• Problem to work on
Quote all entries exactly, leaving pictures aside.

(Part of a data file)
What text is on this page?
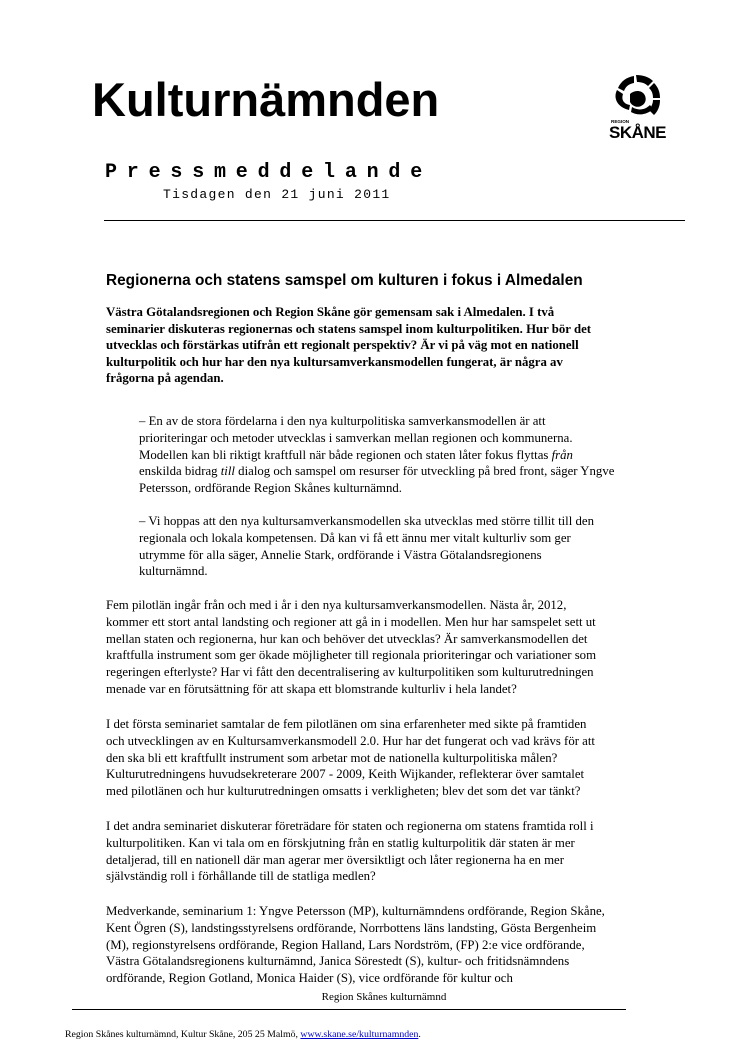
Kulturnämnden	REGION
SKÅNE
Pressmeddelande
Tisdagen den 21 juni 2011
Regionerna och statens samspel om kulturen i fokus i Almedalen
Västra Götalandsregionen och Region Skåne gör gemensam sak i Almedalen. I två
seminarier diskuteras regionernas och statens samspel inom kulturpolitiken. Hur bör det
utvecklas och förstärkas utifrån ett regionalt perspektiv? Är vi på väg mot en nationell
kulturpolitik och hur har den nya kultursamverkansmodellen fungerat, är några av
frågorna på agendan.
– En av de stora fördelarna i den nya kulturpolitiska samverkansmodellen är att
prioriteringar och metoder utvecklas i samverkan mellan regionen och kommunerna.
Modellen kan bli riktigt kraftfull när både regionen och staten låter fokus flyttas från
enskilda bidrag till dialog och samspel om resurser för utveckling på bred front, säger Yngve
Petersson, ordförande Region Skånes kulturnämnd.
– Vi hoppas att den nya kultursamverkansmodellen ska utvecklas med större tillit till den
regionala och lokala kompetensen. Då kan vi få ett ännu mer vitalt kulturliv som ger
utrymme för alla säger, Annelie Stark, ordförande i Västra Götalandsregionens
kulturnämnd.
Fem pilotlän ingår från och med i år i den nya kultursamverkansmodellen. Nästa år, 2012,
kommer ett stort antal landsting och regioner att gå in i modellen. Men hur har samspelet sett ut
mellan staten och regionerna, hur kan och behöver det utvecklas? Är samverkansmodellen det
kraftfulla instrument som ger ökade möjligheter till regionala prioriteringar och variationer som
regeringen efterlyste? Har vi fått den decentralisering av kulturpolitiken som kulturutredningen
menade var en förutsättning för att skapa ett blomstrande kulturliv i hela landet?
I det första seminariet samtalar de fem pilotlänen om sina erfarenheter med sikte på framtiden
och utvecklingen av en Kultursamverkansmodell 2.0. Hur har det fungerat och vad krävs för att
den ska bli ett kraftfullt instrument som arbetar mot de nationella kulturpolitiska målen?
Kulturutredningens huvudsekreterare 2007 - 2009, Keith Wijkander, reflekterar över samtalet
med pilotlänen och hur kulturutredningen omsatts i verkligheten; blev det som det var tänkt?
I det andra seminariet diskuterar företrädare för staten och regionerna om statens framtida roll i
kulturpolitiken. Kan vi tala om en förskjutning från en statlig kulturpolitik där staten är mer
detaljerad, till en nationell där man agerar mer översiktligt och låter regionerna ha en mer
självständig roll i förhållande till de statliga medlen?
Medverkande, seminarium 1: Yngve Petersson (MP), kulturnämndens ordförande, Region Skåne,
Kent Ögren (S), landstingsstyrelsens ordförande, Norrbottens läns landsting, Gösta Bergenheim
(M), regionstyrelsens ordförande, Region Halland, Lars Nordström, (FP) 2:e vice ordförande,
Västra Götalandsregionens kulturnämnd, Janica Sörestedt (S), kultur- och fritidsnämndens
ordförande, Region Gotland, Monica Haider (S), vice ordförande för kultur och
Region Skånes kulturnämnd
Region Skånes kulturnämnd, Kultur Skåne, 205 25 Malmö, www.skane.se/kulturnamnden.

• Written solution
What text is on this page?
Kulturnämnden	REGION
SKÅNE
Pressmeddelande
Tisdagen den 21 juni 2011
Regionerna och statens samspel om kulturen i fokus i Almedalen
Västra Götalandsregionen och Region Skåne gör gemensam sak i Almedalen. I två
seminarier diskuteras regionernas och statens samspel inom kulturpolitiken. Hur bör det
utvecklas och förstärkas utifrån ett regionalt perspektiv? Är vi på väg mot en nationell
kulturpolitik och hur har den nya kultursamverkansmodellen fungerat, är några av
frågorna på agendan.
– En av de stora fördelarna i den nya kulturpolitiska samverkansmodellen är att
prioriteringar och metoder utvecklas i samverkan mellan regionen och kommunerna.
Modellen kan bli riktigt kraftfull när både regionen och staten låter fokus flyttas från
enskilda bidrag till dialog och samspel om resurser för utveckling på bred front, säger Yngve
Petersson, ordförande Region Skånes kulturnämnd.
– Vi hoppas att den nya kultursamverkansmodellen ska utvecklas med större tillit till den
regionala och lokala kompetensen. Då kan vi få ett ännu mer vitalt kulturliv som ger
utrymme för alla säger, Annelie Stark, ordförande i Västra Götalandsregionens
kulturnämnd.
Fem pilotlän ingår från och med i år i den nya kultursamverkansmodellen. Nästa år, 2012,
kommer ett stort antal landsting och regioner att gå in i modellen. Men hur har samspelet sett ut
mellan staten och regionerna, hur kan och behöver det utvecklas? Är samverkansmodellen det
kraftfulla instrument som ger ökade möjligheter till regionala prioriteringar och variationer som
regeringen efterlyste? Har vi fått den decentralisering av kulturpolitiken som kulturutredningen
menade var en förutsättning för att skapa ett blomstrande kulturliv i hela landet?
I det första seminariet samtalar de fem pilotlänen om sina erfarenheter med sikte på framtiden
och utvecklingen av en Kultursamverkansmodell 2.0. Hur har det fungerat och vad krävs för att
den ska bli ett kraftfullt instrument som arbetar mot de nationella kulturpolitiska målen?
Kulturutredningens huvudsekreterare 2007 - 2009, Keith Wijkander, reflekterar över samtalet
med pilotlänen och hur kulturutredningen omsatts i verkligheten; blev det som det var tänkt?
I det andra seminariet diskuterar företrädare för staten och regionerna om statens framtida roll i
kulturpolitiken. Kan vi tala om en förskjutning från en statlig kulturpolitik där staten är mer
detaljerad, till en nationell där man agerar mer översiktligt och låter regionerna ha en mer
självständig roll i förhållande till de statliga medlen?
Medverkande, seminarium 1: Yngve Petersson (MP), kulturnämndens ordförande, Region Skåne,
Kent Ögren (S), landstingsstyrelsens ordförande, Norrbottens läns landsting, Gösta Bergenheim
(M), regionstyrelsens ordförande, Region Halland, Lars Nordström, (FP) 2:e vice ordförande,
Västra Götalandsregionens kulturnämnd, Janica Sörestedt (S), kultur- och fritidsnämndens
ordförande, Region Gotland, Monica Haider (S), vice ordförande för kultur och
Region Skånes kulturnämnd
Region Skånes kulturnämnd, Kultur Skåne, 205 25 Malmö, www.skane.se/kulturnamnden.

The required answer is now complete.